Written task
Reproduce the data below word for word, from its first line through the line that contains "data-point-marker (158, 45, 169, 56)", including both of those lines.

* START Data shown *

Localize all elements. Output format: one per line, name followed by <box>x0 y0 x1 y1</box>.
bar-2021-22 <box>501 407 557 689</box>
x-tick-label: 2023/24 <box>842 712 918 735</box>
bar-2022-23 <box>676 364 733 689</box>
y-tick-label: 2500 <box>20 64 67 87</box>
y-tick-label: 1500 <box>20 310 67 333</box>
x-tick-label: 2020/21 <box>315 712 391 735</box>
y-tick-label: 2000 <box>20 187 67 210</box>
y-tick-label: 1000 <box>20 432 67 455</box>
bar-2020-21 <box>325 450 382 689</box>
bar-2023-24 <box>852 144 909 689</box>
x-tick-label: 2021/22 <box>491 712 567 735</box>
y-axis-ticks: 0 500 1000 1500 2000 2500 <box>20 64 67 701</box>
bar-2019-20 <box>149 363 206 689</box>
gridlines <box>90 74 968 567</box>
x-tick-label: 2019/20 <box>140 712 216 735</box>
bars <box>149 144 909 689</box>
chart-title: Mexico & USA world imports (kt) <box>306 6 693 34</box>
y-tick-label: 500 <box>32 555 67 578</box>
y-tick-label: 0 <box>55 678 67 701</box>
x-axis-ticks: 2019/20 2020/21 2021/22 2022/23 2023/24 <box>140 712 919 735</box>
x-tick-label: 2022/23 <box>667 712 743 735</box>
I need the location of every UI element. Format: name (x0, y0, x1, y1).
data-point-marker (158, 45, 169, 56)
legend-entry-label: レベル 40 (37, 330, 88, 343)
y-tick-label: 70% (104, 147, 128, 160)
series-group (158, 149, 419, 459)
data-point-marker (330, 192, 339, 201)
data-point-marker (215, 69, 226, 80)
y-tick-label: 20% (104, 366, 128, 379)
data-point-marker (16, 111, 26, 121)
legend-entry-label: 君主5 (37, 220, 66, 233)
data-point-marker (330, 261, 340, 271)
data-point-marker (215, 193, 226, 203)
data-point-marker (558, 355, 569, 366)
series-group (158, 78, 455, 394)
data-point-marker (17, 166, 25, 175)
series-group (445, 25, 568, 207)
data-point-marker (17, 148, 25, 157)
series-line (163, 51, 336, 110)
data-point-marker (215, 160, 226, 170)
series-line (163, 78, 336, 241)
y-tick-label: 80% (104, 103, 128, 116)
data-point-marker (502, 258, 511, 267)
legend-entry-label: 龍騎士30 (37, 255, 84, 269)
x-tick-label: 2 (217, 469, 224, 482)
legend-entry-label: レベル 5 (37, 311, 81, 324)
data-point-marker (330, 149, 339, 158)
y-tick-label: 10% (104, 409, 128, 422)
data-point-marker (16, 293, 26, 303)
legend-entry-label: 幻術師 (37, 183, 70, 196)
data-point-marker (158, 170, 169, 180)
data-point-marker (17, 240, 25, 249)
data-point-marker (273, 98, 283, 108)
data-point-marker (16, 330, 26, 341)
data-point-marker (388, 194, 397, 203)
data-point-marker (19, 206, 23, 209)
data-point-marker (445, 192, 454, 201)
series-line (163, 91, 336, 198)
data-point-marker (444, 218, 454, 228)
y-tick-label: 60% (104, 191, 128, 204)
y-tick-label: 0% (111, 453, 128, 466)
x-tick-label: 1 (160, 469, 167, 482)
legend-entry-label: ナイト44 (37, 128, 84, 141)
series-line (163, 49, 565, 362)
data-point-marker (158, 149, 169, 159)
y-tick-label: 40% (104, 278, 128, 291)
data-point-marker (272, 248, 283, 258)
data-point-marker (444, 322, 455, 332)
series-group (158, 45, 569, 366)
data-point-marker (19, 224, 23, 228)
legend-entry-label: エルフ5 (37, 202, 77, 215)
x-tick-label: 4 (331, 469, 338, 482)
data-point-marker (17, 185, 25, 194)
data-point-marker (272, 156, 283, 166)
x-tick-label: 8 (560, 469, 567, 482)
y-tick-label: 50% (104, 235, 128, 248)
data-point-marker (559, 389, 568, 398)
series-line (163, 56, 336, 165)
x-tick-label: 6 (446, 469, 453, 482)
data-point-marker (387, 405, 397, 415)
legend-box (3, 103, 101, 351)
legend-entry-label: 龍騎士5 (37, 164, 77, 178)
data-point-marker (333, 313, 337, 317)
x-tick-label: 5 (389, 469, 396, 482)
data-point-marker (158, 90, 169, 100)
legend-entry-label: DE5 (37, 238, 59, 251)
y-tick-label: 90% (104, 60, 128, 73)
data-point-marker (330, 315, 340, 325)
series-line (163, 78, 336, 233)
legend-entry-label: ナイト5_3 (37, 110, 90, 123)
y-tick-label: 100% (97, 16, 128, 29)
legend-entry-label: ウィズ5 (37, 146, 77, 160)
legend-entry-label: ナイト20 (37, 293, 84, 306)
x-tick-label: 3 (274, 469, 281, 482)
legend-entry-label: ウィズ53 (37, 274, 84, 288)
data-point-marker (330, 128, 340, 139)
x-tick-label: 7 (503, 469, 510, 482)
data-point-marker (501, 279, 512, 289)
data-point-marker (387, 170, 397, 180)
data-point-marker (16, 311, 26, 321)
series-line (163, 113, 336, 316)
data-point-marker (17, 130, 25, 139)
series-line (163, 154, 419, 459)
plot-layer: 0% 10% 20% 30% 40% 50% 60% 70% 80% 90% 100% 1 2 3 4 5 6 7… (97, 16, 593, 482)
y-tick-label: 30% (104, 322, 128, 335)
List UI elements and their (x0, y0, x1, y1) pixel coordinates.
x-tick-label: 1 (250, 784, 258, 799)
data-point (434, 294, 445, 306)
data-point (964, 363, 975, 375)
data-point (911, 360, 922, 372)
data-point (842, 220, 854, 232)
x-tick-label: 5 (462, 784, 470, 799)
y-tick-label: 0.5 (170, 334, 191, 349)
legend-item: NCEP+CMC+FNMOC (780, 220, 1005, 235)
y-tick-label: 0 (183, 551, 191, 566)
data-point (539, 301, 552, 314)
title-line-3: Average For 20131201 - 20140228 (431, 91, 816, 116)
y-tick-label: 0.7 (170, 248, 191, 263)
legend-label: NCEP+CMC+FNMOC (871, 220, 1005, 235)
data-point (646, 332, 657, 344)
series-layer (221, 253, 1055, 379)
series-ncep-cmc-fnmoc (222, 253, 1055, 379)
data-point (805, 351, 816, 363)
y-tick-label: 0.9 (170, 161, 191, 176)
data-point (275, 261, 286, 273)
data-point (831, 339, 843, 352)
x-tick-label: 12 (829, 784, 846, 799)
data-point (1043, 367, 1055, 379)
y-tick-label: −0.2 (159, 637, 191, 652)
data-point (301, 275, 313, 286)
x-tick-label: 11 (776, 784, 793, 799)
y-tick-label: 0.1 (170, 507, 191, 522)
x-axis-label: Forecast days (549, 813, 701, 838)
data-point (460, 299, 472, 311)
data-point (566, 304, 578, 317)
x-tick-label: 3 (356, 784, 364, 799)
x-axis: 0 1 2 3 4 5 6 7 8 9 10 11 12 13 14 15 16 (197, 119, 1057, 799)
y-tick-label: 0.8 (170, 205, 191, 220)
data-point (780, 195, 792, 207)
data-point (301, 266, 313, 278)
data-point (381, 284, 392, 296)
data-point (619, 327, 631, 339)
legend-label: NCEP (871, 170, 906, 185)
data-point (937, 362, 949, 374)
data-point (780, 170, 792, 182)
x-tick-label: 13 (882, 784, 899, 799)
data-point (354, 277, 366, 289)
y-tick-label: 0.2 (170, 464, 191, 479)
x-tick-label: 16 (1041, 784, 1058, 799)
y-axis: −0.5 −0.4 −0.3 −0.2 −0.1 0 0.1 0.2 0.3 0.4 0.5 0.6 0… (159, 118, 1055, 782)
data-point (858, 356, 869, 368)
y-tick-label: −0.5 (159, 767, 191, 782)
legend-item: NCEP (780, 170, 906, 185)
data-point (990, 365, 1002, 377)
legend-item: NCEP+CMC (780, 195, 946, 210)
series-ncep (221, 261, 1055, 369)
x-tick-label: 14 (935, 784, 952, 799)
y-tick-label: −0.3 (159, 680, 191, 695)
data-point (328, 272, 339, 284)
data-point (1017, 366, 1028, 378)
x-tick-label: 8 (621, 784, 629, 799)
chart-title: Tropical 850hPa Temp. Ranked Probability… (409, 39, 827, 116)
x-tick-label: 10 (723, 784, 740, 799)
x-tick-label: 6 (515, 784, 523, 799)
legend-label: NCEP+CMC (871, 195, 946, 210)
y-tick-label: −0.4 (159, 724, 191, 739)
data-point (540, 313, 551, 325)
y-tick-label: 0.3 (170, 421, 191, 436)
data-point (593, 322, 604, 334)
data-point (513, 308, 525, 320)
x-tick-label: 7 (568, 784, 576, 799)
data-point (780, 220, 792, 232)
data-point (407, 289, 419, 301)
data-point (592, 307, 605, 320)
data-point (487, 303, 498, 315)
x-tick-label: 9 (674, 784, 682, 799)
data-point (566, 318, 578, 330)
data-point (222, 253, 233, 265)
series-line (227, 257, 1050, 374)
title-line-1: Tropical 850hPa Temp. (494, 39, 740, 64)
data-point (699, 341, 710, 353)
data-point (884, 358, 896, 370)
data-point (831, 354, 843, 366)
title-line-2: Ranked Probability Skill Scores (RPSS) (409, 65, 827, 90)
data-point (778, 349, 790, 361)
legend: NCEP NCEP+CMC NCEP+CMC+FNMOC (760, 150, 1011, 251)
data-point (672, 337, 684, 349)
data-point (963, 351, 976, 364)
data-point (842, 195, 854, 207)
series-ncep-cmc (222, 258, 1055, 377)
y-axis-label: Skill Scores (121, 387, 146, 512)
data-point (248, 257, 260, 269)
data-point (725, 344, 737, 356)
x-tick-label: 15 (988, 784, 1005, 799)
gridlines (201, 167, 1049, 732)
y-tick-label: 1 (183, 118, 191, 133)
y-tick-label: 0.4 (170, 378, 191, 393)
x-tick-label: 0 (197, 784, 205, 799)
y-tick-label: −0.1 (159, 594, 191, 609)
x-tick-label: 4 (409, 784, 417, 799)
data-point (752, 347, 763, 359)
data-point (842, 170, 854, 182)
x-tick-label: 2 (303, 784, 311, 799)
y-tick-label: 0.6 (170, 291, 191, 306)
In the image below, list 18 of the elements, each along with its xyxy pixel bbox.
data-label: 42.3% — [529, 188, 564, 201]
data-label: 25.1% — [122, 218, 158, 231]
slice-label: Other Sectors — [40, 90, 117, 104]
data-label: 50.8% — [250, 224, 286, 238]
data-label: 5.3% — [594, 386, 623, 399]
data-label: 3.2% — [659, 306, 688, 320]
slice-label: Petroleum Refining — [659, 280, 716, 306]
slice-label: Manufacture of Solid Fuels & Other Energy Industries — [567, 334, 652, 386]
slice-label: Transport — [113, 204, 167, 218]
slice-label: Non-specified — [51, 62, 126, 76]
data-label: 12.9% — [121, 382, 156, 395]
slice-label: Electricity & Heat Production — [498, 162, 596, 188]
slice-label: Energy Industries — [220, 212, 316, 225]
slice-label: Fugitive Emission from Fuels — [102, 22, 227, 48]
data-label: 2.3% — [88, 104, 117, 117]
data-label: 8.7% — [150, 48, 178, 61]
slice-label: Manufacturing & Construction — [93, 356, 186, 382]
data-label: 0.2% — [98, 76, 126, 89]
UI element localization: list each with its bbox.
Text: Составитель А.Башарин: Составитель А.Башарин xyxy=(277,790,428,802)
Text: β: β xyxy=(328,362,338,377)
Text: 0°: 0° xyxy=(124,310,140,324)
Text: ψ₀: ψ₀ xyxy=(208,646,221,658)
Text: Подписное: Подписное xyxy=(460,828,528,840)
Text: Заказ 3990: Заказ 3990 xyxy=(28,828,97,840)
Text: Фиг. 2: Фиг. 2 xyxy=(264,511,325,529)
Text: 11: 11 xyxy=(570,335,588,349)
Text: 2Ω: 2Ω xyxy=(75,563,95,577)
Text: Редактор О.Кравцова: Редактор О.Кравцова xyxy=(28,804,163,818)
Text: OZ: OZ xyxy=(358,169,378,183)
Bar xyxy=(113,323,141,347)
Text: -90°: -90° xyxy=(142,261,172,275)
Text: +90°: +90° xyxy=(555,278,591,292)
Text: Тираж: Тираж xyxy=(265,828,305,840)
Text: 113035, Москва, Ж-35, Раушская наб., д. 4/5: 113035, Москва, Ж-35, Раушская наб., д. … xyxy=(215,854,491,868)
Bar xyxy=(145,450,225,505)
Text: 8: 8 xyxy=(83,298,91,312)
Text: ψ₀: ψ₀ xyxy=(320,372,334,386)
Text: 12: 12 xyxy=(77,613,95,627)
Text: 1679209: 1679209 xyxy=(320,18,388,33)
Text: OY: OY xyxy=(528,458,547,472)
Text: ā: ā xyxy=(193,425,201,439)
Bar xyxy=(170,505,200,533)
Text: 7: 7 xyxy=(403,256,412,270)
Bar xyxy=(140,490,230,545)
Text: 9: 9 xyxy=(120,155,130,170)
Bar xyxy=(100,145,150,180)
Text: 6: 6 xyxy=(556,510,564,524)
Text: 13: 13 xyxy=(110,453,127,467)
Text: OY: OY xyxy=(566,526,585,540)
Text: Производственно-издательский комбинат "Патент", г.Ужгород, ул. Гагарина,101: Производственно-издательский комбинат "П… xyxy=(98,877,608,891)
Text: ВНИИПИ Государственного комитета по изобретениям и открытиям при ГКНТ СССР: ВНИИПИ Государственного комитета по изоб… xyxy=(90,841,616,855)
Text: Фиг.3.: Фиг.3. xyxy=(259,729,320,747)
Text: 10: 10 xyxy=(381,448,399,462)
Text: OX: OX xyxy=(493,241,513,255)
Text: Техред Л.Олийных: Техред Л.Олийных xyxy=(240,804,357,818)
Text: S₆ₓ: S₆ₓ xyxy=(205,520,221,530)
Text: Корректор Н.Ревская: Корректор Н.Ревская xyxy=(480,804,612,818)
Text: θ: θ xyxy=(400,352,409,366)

* END Data shown *

Final answer
Localize all elements. Output format: one per line, name followed by <box>x0 y0 x1 y1</box>.
bar-2021-22 <box>501 407 557 689</box>
x-tick-label: 2023/24 <box>842 712 918 735</box>
bar-2022-23 <box>676 364 733 689</box>
y-tick-label: 2500 <box>20 64 67 87</box>
y-tick-label: 1500 <box>20 310 67 333</box>
x-tick-label: 2020/21 <box>315 712 391 735</box>
y-tick-label: 2000 <box>20 187 67 210</box>
y-tick-label: 1000 <box>20 432 67 455</box>
bar-2020-21 <box>325 450 382 689</box>
bar-2023-24 <box>852 144 909 689</box>
x-tick-label: 2021/22 <box>491 712 567 735</box>
y-axis-ticks: 0 500 1000 1500 2000 2500 <box>20 64 67 701</box>
bar-2019-20 <box>149 363 206 689</box>
gridlines <box>90 74 968 567</box>
x-tick-label: 2019/20 <box>140 712 216 735</box>
bars <box>149 144 909 689</box>
chart-title: Mexico & USA world imports (kt) <box>306 6 693 34</box>
y-tick-label: 500 <box>32 555 67 578</box>
y-tick-label: 0 <box>55 678 67 701</box>
x-axis-ticks: 2019/20 2020/21 2021/22 2022/23 2023/24 <box>140 712 919 735</box>
x-tick-label: 2022/23 <box>667 712 743 735</box>
I need the location of every UI element. Format: name (x0, y0, x1, y1).
data-point-marker (158, 45, 169, 56)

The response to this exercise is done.